• [Your instructions]: Check each line of the entries below for the string "document"; copy every line where it appears.
[begin Recorded data]
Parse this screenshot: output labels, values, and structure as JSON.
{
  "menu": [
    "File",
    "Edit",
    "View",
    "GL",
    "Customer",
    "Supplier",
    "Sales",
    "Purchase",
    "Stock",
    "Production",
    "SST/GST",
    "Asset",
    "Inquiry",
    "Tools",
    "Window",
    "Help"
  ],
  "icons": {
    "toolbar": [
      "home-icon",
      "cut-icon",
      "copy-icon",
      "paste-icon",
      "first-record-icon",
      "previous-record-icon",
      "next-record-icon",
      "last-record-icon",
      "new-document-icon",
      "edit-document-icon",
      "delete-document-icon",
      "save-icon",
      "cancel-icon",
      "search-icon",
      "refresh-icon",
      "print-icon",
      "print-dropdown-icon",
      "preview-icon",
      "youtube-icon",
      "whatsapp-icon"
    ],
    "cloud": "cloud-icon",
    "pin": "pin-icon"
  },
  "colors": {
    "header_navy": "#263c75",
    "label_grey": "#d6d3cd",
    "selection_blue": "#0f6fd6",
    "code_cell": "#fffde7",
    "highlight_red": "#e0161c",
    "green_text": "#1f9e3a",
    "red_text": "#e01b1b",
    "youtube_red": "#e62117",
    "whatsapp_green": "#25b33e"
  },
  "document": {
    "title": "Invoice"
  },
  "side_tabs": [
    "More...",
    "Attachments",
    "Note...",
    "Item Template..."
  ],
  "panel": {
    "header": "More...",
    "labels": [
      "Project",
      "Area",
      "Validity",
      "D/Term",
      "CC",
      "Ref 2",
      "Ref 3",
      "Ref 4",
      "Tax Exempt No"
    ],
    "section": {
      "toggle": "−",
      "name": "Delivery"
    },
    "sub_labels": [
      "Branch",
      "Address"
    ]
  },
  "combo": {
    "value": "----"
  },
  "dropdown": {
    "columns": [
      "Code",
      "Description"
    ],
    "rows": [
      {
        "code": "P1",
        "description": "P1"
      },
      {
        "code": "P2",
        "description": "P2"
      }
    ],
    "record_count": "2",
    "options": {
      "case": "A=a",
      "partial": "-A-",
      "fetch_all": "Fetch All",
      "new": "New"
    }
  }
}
[end Recorded data]
[begin Recorded data]
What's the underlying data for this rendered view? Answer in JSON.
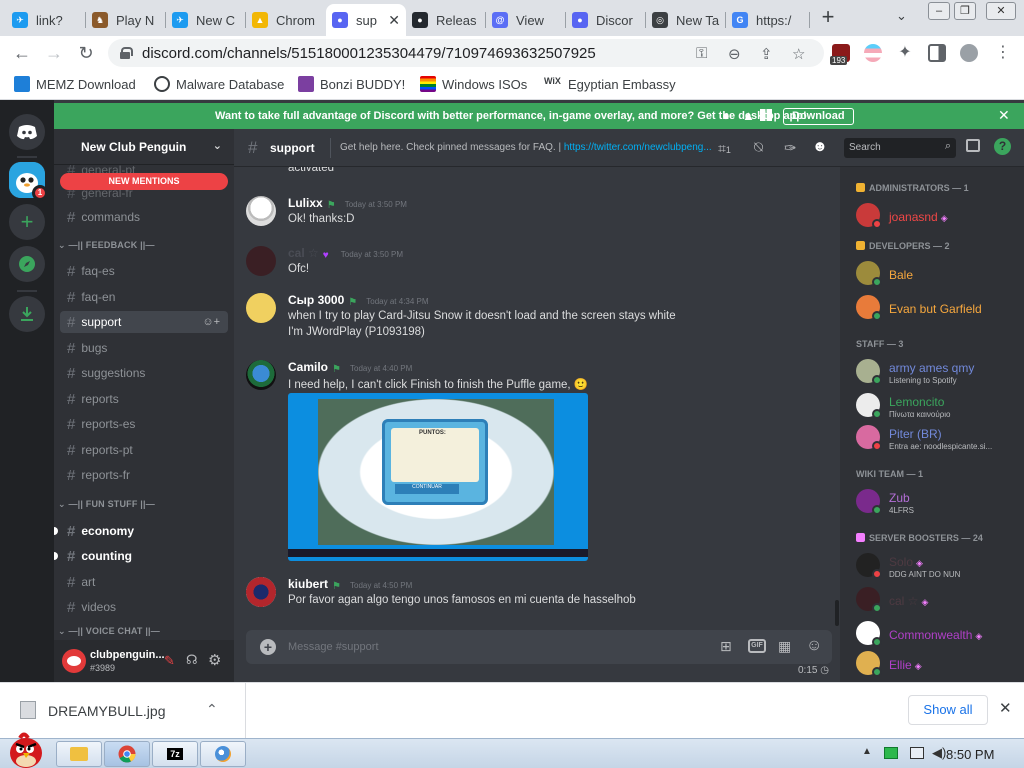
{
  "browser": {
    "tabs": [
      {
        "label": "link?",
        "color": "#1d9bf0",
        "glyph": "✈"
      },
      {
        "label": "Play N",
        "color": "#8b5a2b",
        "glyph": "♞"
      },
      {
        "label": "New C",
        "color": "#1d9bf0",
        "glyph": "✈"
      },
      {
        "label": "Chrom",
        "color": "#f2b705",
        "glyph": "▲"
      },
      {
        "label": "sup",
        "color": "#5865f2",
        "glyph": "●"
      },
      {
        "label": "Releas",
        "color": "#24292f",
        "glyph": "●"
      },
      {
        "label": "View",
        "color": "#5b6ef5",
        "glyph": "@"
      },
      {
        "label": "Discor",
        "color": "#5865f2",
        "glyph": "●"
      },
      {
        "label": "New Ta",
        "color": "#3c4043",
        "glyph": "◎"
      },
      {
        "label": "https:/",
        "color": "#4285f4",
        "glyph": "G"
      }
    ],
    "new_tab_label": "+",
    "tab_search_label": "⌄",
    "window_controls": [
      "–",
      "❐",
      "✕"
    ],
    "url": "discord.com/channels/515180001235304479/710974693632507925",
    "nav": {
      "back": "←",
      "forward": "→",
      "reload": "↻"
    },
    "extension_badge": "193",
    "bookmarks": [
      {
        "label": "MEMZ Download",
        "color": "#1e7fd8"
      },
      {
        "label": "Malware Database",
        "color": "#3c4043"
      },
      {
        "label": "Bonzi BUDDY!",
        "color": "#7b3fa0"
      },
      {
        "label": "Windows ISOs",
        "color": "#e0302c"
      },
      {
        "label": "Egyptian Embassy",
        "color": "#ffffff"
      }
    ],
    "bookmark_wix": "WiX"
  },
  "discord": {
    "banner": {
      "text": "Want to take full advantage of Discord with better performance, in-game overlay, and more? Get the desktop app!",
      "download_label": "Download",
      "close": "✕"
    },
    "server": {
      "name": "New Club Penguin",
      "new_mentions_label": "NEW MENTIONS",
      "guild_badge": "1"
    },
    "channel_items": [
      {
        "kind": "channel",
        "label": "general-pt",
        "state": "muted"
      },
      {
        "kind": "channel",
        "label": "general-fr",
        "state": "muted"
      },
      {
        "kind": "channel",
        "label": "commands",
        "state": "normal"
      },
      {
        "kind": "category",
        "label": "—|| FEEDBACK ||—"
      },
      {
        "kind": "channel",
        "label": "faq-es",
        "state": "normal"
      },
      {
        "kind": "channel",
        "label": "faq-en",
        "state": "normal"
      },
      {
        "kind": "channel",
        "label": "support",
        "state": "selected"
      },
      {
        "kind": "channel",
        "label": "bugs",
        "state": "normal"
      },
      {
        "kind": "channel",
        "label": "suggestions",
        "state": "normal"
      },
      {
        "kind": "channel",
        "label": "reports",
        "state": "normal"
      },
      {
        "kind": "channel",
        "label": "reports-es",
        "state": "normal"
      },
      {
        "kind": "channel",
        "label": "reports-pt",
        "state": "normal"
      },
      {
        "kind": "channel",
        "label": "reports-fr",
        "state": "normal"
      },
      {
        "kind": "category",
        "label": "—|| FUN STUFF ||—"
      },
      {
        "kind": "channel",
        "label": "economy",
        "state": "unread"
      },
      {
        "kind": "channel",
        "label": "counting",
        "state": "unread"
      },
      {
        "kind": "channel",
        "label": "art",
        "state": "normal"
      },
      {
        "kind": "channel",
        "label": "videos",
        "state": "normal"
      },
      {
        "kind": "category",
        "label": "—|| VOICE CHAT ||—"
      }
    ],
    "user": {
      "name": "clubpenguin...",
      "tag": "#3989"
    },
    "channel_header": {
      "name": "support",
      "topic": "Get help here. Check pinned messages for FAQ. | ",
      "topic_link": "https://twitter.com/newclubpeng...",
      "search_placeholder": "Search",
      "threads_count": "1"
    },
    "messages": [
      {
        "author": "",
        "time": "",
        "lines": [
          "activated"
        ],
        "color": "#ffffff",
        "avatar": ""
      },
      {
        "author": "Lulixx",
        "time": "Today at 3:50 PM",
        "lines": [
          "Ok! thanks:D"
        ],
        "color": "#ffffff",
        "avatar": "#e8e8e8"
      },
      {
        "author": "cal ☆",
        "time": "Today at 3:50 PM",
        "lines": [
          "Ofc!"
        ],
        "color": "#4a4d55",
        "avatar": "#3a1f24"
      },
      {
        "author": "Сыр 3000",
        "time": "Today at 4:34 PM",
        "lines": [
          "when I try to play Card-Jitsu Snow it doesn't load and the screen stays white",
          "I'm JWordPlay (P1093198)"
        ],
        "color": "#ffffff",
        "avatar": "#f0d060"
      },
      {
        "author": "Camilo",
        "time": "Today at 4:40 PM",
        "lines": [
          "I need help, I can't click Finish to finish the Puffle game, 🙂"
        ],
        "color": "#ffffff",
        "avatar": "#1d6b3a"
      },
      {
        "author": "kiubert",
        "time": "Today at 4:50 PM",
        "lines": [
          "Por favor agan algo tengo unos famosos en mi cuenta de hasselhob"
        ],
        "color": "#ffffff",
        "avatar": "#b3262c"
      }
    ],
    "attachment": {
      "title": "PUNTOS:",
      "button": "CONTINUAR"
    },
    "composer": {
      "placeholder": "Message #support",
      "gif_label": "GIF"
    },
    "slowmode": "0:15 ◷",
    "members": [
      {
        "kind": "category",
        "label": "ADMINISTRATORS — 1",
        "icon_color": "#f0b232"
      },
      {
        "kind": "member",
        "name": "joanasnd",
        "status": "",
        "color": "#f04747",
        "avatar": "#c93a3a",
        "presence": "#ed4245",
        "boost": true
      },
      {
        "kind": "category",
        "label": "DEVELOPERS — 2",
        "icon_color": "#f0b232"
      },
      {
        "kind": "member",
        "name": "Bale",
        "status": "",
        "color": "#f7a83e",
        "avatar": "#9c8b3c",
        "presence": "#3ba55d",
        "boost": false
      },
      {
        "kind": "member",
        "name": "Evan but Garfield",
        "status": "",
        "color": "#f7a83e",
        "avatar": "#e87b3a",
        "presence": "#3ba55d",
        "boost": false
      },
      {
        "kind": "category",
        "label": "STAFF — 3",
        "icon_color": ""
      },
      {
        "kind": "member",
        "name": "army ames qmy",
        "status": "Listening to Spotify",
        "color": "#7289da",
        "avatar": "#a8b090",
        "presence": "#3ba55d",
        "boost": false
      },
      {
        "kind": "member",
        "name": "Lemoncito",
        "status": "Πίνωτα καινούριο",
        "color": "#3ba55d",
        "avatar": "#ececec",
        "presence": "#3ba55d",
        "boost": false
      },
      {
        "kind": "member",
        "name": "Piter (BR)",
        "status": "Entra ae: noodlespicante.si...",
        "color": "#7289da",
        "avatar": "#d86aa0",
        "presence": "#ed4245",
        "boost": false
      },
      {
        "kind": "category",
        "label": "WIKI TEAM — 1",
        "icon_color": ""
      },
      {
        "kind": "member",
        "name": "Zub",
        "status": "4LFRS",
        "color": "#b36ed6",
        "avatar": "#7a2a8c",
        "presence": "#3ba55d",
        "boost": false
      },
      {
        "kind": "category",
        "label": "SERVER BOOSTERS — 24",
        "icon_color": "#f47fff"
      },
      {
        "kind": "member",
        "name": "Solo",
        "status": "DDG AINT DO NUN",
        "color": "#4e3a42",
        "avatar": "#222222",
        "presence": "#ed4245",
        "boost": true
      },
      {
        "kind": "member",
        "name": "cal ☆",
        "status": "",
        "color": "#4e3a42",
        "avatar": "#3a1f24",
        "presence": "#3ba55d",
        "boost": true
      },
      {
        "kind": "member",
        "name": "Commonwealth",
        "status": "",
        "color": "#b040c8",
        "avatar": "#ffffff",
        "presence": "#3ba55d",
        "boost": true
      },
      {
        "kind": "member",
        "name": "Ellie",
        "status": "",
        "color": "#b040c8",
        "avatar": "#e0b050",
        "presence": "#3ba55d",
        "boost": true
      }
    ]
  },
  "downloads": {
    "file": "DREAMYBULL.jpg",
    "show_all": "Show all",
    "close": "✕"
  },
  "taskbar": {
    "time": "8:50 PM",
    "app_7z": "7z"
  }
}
[end Recorded data]
• [Full response]:
      "new-document-icon",
      "edit-document-icon",
      "delete-document-icon",
  "document": {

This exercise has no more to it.